[Directive]: Repeat every record below exactly as written.

Recorded data
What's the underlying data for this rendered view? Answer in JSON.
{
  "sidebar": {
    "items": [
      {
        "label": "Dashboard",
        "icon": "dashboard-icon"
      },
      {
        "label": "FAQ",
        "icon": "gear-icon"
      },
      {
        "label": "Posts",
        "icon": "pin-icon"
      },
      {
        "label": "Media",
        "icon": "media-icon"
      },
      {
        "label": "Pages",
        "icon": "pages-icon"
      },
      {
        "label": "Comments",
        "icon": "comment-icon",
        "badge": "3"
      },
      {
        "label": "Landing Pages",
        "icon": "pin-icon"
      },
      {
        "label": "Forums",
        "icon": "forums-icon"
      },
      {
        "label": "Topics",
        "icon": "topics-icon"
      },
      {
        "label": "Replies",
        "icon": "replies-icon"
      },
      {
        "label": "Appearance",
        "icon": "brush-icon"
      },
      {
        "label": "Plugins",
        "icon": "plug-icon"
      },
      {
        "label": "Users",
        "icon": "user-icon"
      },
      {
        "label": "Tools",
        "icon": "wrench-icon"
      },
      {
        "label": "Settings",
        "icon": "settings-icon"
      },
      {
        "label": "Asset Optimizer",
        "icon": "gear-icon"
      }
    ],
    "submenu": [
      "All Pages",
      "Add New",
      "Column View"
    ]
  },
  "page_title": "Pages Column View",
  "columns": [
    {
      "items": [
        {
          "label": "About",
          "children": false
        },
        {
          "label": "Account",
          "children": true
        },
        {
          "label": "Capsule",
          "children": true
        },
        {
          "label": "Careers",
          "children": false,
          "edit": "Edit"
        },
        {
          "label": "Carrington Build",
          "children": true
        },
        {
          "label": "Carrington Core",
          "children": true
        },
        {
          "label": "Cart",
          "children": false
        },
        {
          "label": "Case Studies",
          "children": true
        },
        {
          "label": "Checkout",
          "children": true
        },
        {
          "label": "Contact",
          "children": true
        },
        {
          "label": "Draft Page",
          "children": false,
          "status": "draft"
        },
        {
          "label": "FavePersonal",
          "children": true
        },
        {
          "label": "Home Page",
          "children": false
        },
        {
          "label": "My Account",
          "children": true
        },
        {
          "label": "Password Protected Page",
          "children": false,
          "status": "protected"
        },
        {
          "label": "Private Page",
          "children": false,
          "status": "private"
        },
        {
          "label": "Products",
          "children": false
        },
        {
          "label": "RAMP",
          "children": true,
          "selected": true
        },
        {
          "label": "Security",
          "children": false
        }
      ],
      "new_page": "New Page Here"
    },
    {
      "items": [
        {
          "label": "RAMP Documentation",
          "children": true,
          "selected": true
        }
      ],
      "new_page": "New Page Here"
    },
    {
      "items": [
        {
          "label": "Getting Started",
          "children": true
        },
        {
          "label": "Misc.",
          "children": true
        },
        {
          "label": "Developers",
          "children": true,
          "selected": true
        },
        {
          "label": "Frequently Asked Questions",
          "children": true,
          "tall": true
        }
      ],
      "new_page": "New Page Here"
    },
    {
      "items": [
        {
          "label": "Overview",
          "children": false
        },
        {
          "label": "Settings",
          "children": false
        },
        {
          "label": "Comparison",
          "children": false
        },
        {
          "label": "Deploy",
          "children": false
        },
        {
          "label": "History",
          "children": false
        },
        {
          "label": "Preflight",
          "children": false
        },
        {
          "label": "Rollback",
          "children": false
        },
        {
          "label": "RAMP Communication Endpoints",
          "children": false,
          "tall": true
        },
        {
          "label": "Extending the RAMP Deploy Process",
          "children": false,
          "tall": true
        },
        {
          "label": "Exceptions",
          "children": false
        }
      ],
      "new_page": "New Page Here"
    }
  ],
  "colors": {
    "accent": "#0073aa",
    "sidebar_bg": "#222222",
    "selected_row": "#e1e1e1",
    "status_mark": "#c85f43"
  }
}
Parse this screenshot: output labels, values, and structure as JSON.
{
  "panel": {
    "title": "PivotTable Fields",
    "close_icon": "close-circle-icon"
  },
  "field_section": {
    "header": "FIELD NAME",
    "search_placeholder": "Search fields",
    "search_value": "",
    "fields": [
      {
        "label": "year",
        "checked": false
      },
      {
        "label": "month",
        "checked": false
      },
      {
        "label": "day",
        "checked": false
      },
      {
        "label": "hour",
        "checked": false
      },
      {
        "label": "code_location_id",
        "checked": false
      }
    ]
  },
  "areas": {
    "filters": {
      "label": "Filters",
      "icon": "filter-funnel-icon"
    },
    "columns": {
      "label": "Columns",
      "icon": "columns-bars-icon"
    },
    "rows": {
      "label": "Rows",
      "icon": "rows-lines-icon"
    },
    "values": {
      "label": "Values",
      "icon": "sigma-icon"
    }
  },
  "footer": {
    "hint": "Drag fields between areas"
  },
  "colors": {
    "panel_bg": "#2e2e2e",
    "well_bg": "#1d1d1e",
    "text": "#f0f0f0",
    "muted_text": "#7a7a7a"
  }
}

[Task solution]:
What's the underlying data for this rendered view? Answer in JSON.
{
  "sidebar": {
    "items": [
      {
        "label": "Dashboard",
        "icon": "dashboard-icon"
      },
      {
        "label": "FAQ",
        "icon": "gear-icon"
      },
      {
        "label": "Posts",
        "icon": "pin-icon"
      },
      {
        "label": "Media",
        "icon": "media-icon"
      },
      {
        "label": "Pages",
        "icon": "pages-icon"
      },
      {
        "label": "Comments",
        "icon": "comment-icon",
        "badge": "3"
      },
      {
        "label": "Landing Pages",
        "icon": "pin-icon"
      },
      {
        "label": "Forums",
        "icon": "forums-icon"
      },
      {
        "label": "Topics",
        "icon": "topics-icon"
      },
      {
        "label": "Replies",
        "icon": "replies-icon"
      },
      {
        "label": "Appearance",
        "icon": "brush-icon"
      },
      {
        "label": "Plugins",
        "icon": "plug-icon"
      },
      {
        "label": "Users",
        "icon": "user-icon"
      },
      {
        "label": "Tools",
        "icon": "wrench-icon"
      },
      {
        "label": "Settings",
        "icon": "settings-icon"
      },
      {
        "label": "Asset Optimizer",
        "icon": "gear-icon"
      }
    ],
    "submenu": [
      "All Pages",
      "Add New",
      "Column View"
    ]
  },
  "page_title": "Pages Column View",
  "columns": [
    {
      "items": [
        {
          "label": "About",
          "children": false
        },
        {
          "label": "Account",
          "children": true
        },
        {
          "label": "Capsule",
          "children": true
        },
        {
          "label": "Careers",
          "children": false,
          "edit": "Edit"
        },
        {
          "label": "Carrington Build",
          "children": true
        },
        {
          "label": "Carrington Core",
          "children": true
        },
        {
          "label": "Cart",
          "children": false
        },
        {
          "label": "Case Studies",
          "children": true
        },
        {
          "label": "Checkout",
          "children": true
        },
        {
          "label": "Contact",
          "children": true
        },
        {
          "label": "Draft Page",
          "children": false,
          "status": "draft"
        },
        {
          "label": "FavePersonal",
          "children": true
        },
        {
          "label": "Home Page",
          "children": false
        },
        {
          "label": "My Account",
          "children": true
        },
        {
          "label": "Password Protected Page",
          "children": false,
          "status": "protected"
        },
        {
          "label": "Private Page",
          "children": false,
          "status": "private"
        },
        {
          "label": "Products",
          "children": false
        },
        {
          "label": "RAMP",
          "children": true,
          "selected": true
        },
        {
          "label": "Security",
          "children": false
        }
      ],
      "new_page": "New Page Here"
    },
    {
      "items": [
        {
          "label": "RAMP Documentation",
          "children": true,
          "selected": true
        }
      ],
      "new_page": "New Page Here"
    },
    {
      "items": [
        {
          "label": "Getting Started",
          "children": true
        },
        {
          "label": "Misc.",
          "children": true
        },
        {
          "label": "Developers",
          "children": true,
          "selected": true
        },
        {
          "label": "Frequently Asked Questions",
          "children": true,
          "tall": true
        }
      ],
      "new_page": "New Page Here"
    },
    {
      "items": [
        {
          "label": "Overview",
          "children": false
        },
        {
          "label": "Settings",
          "children": false
        },
        {
          "label": "Comparison",
          "children": false
        },
        {
          "label": "Deploy",
          "children": false
        },
        {
          "label": "History",
          "children": false
        },
        {
          "label": "Preflight",
          "children": false
        },
        {
          "label": "Rollback",
          "children": false
        },
        {
          "label": "RAMP Communication Endpoints",
          "children": false,
          "tall": true
        },
        {
          "label": "Extending the RAMP Deploy Process",
          "children": false,
          "tall": true
        },
        {
          "label": "Exceptions",
          "children": false
        }
      ],
      "new_page": "New Page Here"
    }
  ],
  "colors": {
    "accent": "#0073aa",
    "sidebar_bg": "#222222",
    "selected_row": "#e1e1e1",
    "status_mark": "#c85f43"
  }
}
Parse this screenshot: output labels, values, and structure as JSON.
{
  "panel": {
    "title": "PivotTable Fields",
    "close_icon": "close-circle-icon"
  },
  "field_section": {
    "header": "FIELD NAME",
    "search_placeholder": "Search fields",
    "search_value": "",
    "fields": [
      {
        "label": "year",
        "checked": false
      },
      {
        "label": "month",
        "checked": false
      },
      {
        "label": "day",
        "checked": false
      },
      {
        "label": "hour",
        "checked": false
      },
      {
        "label": "code_location_id",
        "checked": false
      }
    ]
  },
  "areas": {
    "filters": {
      "label": "Filters",
      "icon": "filter-funnel-icon"
    },
    "columns": {
      "label": "Columns",
      "icon": "columns-bars-icon"
    },
    "rows": {
      "label": "Rows",
      "icon": "rows-lines-icon"
    },
    "values": {
      "label": "Values",
      "icon": "sigma-icon"
    }
  },
  "footer": {
    "hint": "Drag fields between areas"
  },
  "colors": {
    "panel_bg": "#2e2e2e",
    "well_bg": "#1d1d1e",
    "text": "#f0f0f0",
    "muted_text": "#7a7a7a"
  }
}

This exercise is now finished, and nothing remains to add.